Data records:
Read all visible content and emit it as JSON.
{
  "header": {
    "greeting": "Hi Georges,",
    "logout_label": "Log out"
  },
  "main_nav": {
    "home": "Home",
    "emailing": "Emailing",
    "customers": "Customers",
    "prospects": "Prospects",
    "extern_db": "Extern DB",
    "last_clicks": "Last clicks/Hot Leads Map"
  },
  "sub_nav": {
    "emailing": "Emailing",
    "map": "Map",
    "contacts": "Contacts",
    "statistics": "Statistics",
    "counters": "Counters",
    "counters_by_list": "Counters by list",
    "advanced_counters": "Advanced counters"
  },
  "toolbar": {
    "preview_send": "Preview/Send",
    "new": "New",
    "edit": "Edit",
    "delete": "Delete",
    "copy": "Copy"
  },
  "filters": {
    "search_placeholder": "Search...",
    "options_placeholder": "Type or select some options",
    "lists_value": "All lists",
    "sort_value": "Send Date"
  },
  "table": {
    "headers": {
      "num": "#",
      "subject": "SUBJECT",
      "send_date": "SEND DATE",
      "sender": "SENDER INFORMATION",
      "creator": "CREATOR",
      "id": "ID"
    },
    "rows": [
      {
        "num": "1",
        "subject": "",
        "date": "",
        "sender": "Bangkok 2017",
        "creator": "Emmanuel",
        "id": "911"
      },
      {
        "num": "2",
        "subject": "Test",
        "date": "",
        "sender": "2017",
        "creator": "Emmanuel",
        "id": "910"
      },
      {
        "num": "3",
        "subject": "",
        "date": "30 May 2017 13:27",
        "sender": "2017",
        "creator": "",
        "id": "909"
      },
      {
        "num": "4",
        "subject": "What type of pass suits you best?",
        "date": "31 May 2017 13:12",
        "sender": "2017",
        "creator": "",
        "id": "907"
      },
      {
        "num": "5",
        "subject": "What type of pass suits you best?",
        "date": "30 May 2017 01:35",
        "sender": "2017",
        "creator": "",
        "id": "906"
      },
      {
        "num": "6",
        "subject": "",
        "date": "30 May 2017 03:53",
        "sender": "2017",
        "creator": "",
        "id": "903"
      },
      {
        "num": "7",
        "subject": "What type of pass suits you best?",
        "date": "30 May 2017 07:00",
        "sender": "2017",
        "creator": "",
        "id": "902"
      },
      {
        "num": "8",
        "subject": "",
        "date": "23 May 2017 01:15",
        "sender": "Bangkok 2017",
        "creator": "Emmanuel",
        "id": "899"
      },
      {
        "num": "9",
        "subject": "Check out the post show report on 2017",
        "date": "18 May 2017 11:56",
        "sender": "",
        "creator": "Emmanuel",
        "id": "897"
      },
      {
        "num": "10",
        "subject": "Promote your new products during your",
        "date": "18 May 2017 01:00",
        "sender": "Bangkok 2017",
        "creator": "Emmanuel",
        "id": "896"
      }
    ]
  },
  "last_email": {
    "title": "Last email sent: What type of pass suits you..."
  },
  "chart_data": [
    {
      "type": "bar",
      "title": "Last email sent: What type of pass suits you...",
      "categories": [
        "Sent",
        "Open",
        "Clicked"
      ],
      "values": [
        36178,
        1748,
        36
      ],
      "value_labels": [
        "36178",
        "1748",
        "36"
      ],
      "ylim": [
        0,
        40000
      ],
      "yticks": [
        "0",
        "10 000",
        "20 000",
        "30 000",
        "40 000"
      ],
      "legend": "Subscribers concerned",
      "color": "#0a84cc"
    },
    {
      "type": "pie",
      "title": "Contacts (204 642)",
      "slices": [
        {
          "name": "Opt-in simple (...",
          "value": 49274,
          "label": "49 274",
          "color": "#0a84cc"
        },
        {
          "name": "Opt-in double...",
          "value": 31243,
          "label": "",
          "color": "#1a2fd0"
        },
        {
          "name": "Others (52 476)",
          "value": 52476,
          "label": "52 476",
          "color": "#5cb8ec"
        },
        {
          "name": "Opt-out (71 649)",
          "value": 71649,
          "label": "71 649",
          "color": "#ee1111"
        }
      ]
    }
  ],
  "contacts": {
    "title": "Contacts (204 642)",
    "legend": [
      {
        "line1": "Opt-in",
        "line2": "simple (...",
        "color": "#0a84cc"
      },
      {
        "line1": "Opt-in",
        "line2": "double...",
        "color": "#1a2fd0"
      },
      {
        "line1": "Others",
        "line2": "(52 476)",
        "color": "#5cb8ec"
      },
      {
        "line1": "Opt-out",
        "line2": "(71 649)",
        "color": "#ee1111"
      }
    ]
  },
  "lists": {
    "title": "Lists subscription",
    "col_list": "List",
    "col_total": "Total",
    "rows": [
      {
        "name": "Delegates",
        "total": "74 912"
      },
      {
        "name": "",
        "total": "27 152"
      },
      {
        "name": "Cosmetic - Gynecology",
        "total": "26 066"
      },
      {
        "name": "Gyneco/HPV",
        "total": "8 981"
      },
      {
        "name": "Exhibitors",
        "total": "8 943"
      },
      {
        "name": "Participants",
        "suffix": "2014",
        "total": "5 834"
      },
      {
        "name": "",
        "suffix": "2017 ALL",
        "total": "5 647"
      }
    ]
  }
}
---
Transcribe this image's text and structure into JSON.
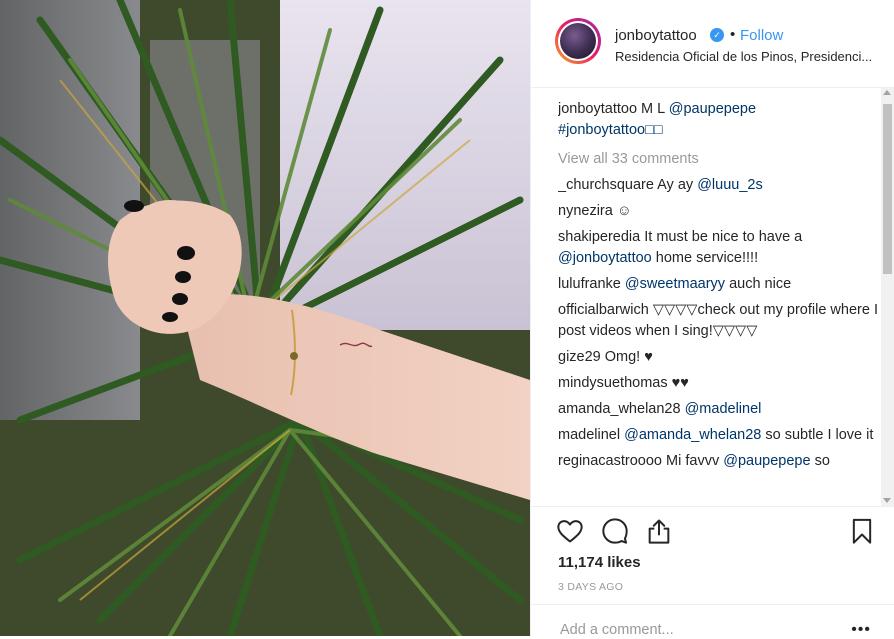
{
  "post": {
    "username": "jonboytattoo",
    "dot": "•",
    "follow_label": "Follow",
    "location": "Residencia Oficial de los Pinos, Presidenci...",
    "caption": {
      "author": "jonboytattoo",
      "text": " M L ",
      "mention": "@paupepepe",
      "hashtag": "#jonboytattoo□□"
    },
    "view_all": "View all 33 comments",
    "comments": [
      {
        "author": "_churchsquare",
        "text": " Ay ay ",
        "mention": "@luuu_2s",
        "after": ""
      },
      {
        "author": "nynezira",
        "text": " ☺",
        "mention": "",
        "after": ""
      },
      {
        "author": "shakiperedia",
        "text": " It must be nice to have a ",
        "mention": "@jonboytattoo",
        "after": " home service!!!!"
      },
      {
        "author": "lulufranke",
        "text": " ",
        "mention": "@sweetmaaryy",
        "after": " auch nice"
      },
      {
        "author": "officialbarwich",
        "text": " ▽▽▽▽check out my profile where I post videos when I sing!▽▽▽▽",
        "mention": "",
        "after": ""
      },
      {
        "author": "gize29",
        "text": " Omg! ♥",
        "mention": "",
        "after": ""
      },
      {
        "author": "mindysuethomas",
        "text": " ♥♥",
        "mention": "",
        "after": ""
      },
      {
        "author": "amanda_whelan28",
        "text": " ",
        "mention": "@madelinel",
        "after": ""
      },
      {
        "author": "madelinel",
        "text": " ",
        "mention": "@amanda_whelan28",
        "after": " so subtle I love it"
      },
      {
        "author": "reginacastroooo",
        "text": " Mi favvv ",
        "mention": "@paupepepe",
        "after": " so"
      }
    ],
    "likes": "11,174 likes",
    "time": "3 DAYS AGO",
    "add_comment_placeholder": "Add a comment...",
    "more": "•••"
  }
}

Short problem:
Look through the lines above and collect those with the word "madelinel".

Result of this task:
        "mention": "@madelinel",
        "author": "madelinel",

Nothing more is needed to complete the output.